__Record excerpts__.
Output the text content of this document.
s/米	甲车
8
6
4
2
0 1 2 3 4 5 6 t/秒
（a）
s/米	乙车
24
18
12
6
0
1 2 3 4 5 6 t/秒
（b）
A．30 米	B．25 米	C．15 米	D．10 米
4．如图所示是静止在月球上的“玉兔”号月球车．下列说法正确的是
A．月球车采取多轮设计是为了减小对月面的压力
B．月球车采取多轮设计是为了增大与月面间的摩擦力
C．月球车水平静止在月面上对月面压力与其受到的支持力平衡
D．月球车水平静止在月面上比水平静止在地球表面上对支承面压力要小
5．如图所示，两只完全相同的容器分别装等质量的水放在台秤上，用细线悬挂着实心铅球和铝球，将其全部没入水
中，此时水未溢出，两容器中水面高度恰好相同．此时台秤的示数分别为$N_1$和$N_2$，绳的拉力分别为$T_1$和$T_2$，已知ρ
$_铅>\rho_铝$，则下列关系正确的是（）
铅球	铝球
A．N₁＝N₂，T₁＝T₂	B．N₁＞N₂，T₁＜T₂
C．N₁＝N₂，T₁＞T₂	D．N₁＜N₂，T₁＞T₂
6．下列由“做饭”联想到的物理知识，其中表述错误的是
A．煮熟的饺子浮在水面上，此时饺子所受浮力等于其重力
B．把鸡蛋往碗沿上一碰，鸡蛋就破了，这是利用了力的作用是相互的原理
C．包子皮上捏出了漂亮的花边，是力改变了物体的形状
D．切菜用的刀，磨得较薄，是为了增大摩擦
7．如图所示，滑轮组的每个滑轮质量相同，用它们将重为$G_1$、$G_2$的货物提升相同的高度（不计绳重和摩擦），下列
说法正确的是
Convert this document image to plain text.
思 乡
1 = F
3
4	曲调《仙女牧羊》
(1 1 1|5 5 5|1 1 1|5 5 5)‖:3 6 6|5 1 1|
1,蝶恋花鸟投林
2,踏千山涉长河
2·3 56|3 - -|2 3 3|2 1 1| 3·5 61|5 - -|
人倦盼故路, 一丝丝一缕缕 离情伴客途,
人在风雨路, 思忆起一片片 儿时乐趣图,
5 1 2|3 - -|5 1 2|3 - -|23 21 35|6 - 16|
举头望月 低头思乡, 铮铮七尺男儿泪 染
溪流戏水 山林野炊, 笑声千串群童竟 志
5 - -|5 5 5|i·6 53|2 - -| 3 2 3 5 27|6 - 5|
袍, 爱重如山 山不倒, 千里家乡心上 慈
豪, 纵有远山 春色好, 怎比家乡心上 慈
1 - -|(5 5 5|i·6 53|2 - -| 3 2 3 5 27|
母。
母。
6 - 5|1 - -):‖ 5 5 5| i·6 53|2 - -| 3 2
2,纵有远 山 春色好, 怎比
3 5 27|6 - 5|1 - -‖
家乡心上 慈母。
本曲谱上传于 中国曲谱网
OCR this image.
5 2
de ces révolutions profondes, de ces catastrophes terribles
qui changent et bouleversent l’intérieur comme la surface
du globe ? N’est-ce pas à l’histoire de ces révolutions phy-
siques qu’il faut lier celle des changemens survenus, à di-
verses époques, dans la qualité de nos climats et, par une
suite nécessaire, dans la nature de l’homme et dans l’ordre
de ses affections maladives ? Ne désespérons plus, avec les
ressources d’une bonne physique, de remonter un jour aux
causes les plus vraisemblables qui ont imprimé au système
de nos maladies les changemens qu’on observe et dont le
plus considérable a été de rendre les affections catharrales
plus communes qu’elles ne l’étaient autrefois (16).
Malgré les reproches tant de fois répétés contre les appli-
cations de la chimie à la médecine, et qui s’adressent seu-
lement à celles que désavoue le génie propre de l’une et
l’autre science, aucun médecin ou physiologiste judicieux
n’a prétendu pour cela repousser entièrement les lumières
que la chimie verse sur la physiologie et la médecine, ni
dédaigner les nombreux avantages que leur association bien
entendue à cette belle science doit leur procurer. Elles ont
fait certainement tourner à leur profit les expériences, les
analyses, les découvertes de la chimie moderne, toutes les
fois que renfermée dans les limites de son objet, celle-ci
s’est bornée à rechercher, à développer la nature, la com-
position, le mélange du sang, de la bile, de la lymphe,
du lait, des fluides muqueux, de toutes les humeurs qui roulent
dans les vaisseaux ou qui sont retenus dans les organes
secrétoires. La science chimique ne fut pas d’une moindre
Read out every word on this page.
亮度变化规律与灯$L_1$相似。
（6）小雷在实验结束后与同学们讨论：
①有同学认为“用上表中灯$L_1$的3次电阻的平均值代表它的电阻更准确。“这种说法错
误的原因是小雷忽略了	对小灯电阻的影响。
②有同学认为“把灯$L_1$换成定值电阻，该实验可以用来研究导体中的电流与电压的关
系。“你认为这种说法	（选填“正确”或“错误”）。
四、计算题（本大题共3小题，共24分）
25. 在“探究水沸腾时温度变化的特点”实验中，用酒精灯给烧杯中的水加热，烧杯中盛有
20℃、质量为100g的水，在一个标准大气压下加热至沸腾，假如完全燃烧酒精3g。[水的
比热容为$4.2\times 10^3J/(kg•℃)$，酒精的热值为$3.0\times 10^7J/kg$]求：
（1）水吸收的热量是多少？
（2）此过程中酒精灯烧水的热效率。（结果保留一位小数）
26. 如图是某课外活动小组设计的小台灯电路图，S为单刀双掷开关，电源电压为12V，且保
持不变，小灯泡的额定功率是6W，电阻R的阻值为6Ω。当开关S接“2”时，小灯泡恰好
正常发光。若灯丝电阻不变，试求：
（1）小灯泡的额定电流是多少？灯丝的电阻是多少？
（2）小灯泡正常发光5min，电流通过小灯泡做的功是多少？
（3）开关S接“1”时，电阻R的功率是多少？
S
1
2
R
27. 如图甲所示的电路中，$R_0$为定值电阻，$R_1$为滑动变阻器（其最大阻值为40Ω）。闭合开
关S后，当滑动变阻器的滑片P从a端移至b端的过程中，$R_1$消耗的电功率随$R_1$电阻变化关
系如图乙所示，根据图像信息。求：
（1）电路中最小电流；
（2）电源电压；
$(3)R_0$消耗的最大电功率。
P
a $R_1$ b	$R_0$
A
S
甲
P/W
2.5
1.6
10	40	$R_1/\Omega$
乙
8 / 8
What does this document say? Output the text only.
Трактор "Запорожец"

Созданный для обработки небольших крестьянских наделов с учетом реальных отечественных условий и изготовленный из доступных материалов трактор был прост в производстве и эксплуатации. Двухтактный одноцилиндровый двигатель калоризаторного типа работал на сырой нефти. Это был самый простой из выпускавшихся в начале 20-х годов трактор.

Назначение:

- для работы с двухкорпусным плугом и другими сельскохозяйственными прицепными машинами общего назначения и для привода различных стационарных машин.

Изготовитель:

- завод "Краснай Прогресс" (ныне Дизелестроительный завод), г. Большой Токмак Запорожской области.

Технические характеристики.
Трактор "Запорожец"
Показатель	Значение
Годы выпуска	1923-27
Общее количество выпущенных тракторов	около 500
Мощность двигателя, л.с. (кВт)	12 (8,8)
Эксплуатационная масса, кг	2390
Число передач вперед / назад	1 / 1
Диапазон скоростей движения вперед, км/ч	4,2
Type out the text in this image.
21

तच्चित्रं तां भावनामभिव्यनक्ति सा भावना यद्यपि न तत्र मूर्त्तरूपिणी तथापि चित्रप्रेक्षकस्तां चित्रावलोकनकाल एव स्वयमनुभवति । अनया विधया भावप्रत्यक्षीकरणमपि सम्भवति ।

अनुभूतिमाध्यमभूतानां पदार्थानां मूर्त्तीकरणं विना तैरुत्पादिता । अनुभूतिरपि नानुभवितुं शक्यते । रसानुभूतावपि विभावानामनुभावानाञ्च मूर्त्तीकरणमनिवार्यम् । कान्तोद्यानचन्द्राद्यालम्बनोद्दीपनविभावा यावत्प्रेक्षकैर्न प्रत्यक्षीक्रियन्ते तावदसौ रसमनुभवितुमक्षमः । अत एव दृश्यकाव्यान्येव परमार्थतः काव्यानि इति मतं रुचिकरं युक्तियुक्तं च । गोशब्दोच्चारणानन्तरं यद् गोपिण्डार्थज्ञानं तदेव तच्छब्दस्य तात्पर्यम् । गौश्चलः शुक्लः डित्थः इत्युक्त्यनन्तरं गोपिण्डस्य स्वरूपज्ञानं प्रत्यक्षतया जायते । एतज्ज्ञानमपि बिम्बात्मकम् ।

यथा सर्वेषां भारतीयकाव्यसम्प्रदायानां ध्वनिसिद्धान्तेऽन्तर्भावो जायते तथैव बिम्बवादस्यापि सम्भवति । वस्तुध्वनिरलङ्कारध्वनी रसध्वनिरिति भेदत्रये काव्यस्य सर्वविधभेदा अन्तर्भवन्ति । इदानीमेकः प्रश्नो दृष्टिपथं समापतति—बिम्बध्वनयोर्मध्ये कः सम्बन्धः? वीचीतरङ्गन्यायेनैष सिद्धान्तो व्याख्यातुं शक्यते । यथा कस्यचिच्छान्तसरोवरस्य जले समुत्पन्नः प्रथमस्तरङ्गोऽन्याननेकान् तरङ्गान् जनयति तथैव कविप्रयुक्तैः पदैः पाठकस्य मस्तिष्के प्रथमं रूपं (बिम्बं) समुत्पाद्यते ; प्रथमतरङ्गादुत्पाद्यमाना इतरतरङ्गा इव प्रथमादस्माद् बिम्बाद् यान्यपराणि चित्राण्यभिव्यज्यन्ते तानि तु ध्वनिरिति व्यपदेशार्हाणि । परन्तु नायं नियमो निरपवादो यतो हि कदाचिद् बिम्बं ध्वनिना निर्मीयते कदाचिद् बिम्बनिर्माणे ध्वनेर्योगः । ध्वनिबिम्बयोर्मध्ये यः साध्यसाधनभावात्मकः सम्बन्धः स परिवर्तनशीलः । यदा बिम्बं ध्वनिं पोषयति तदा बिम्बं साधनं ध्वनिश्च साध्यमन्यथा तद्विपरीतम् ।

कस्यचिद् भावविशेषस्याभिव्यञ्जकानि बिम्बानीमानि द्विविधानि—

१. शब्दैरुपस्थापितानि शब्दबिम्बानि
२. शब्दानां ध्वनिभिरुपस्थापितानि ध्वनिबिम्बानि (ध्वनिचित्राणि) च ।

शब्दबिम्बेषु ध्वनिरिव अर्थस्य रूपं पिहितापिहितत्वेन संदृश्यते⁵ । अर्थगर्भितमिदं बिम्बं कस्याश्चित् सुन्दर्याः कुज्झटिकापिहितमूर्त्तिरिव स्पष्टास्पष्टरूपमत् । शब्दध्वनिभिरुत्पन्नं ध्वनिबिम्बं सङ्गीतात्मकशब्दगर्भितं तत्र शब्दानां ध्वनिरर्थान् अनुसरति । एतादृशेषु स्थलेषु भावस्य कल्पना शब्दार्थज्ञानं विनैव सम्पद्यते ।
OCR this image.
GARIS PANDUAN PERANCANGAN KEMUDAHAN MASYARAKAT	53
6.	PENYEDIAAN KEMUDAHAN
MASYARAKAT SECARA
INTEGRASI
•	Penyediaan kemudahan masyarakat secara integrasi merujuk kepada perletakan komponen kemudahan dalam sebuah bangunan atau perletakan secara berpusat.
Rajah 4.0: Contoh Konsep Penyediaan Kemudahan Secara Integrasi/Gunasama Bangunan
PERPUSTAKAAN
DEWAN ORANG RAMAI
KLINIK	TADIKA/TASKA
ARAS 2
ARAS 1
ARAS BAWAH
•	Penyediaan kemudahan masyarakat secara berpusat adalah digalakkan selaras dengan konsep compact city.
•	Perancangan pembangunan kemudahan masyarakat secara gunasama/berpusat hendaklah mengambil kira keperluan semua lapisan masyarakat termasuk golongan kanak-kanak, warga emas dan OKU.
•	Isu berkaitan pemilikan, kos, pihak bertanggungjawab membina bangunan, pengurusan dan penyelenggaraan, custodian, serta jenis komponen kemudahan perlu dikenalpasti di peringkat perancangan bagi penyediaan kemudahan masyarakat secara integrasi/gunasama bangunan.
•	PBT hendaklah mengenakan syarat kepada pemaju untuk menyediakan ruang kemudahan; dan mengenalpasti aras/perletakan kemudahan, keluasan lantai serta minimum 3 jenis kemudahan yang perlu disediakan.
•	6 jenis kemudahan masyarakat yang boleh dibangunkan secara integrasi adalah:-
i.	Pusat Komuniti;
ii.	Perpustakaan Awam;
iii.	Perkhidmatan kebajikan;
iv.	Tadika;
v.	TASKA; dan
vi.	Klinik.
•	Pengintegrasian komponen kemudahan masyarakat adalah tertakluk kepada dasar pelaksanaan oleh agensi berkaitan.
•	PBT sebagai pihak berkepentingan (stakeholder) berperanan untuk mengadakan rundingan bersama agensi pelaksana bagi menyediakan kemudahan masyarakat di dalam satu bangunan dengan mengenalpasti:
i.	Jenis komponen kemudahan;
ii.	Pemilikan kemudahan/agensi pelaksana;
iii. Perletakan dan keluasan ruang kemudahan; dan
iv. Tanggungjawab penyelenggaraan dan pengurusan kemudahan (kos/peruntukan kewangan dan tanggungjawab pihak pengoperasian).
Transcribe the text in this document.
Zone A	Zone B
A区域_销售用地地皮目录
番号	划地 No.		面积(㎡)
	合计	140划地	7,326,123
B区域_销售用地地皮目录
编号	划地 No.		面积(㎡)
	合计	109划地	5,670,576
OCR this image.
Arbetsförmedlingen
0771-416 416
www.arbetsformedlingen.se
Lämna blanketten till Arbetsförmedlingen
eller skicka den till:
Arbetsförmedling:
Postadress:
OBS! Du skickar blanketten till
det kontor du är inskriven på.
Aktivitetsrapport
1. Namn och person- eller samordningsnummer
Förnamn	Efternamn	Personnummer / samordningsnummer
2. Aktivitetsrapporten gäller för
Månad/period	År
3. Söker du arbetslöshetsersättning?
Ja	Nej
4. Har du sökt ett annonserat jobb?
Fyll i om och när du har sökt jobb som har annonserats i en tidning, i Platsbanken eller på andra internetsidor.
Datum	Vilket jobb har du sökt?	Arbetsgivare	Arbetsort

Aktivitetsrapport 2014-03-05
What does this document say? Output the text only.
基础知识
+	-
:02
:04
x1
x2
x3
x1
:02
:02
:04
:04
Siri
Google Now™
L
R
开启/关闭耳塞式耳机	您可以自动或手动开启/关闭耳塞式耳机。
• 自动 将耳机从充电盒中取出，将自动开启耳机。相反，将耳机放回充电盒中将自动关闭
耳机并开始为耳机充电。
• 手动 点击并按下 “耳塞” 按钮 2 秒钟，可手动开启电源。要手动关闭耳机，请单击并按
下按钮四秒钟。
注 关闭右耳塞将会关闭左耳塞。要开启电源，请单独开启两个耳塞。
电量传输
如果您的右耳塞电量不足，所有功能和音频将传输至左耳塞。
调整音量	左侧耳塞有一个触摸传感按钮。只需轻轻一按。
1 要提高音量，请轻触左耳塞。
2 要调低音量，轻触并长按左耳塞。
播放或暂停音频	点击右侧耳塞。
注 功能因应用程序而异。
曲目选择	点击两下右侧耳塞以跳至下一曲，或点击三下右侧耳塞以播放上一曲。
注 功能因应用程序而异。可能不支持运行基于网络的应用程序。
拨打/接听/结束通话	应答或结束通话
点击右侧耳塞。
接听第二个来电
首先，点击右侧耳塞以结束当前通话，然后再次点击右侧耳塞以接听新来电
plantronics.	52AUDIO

__The problem__. Scan the listing above for the word "science" and show each line where it is found.

__Reply__.
l’autre science, aucun médecin ou physiologiste judicieux
entendue à cette belle science doit leur procurer. Elles ont
secrétoires. La science chimique ne fut pas d’une moindre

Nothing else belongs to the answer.